**Work instructions:**
The answer must be every line of the records below that holds the word "patients".

Transcript data for document pages
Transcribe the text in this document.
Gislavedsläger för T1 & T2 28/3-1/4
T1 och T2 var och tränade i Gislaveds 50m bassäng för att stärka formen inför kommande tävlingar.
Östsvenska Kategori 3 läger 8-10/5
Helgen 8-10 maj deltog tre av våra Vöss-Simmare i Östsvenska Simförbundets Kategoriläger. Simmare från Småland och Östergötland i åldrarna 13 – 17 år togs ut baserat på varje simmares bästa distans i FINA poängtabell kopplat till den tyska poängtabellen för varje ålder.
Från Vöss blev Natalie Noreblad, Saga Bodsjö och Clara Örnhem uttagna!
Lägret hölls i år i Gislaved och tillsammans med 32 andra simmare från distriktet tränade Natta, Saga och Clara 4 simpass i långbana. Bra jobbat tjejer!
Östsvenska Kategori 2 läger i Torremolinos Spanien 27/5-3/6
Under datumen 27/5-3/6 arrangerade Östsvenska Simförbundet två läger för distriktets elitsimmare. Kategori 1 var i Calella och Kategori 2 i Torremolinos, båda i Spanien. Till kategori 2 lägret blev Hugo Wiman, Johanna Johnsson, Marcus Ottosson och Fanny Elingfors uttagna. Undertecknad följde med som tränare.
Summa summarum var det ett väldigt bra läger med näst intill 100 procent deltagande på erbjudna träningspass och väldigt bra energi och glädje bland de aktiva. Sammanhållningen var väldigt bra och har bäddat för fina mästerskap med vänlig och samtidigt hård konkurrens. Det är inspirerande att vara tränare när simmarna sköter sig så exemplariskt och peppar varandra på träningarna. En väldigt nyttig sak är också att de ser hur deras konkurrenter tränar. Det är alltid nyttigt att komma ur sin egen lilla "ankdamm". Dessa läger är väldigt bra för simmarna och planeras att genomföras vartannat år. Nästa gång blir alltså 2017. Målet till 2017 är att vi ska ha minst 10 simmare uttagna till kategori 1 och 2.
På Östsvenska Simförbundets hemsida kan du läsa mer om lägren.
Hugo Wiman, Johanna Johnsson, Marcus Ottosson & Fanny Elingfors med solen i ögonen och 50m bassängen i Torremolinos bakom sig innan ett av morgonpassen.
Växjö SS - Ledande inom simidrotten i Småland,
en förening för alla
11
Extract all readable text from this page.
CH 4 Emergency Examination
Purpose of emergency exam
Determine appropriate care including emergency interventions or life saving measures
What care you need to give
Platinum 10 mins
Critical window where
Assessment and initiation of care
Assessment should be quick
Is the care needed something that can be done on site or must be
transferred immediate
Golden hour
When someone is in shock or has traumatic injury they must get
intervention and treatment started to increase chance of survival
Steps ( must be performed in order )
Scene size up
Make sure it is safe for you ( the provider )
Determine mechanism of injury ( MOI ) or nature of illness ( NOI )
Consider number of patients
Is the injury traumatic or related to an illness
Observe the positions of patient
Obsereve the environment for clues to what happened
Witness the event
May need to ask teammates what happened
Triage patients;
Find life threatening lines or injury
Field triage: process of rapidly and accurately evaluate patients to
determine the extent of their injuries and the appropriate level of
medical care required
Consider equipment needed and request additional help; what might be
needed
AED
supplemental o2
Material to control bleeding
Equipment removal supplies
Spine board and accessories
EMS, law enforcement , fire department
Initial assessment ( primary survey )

**Exercise output:**
Consider number of patients
Triage patients;
Field triage: process of rapidly and accurately evaluate patients to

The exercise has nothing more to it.